-- start Available data --
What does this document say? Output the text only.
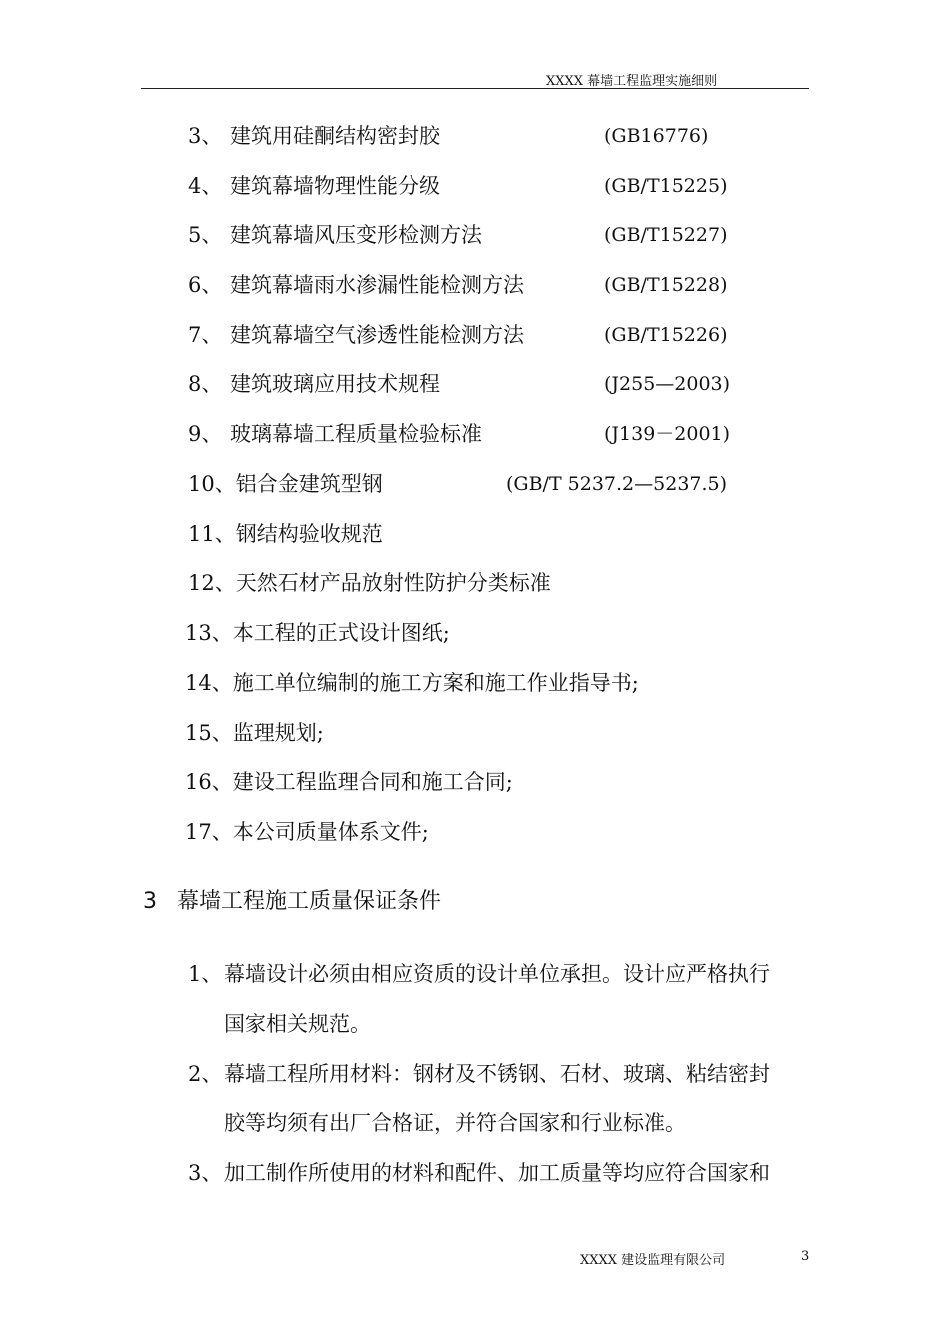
XXXX 幕墙工程监理实施细则
3、 建筑用硅酮结构密封胶	(GB16776)
4、 建筑幕墙物理性能分级	(GB/T15225)
5、 建筑幕墙风压变形检测方法	(GB/T15227)
6、 建筑幕墙雨水渗漏性能检测方法	(GB/T15228)
7、 建筑幕墙空气渗透性能检测方法	(GB/T15226)
8、 建筑玻璃应用技术规程	(J255—2003)
9、 玻璃幕墙工程质量检验标准	(J139－2001)
10、铝合金建筑型钢	(GB/T 5237.2—5237.5)
11、钢结构验收规范
12、天然石材产品放射性防护分类标准
13、本工程的正式设计图纸;
14、施工单位编制的施工方案和施工作业指导书;
15、监理规划;
16、建设工程监理合同和施工合同;
17、本公司质量体系文件;
3 幕墙工程施工质量保证条件
1、 幕墙设计必须由相应资质的设计单位承担。设计应严格执行
国家相关规范。
2、 幕墙工程所用材料：钢材及不锈钢、石材、玻璃、粘结密封
胶等均须有出厂合格证，并符合国家和行业标准。
3、 加工制作所使用的材料和配件、加工质量等均应符合国家和
XXXX 建设监理有限公司	3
-- end Available data --
◆ Directions for this task ◆
Omitting all images, print the listing exactly.

◆ Written solution ◆
What does this document say? Output the text only.
XXXX 幕墙工程监理实施细则
3、 建筑用硅酮结构密封胶	(GB16776)
4、 建筑幕墙物理性能分级	(GB/T15225)
5、 建筑幕墙风压变形检测方法	(GB/T15227)
6、 建筑幕墙雨水渗漏性能检测方法	(GB/T15228)
7、 建筑幕墙空气渗透性能检测方法	(GB/T15226)
8、 建筑玻璃应用技术规程	(J255—2003)
9、 玻璃幕墙工程质量检验标准	(J139－2001)
10、铝合金建筑型钢	(GB/T 5237.2—5237.5)
11、钢结构验收规范
12、天然石材产品放射性防护分类标准
13、本工程的正式设计图纸;
14、施工单位编制的施工方案和施工作业指导书;
15、监理规划;
16、建设工程监理合同和施工合同;
17、本公司质量体系文件;
3 幕墙工程施工质量保证条件
1、 幕墙设计必须由相应资质的设计单位承担。设计应严格执行
国家相关规范。
2、 幕墙工程所用材料：钢材及不锈钢、石材、玻璃、粘结密封
胶等均须有出厂合格证，并符合国家和行业标准。
3、 加工制作所使用的材料和配件、加工质量等均应符合国家和
XXXX 建设监理有限公司	3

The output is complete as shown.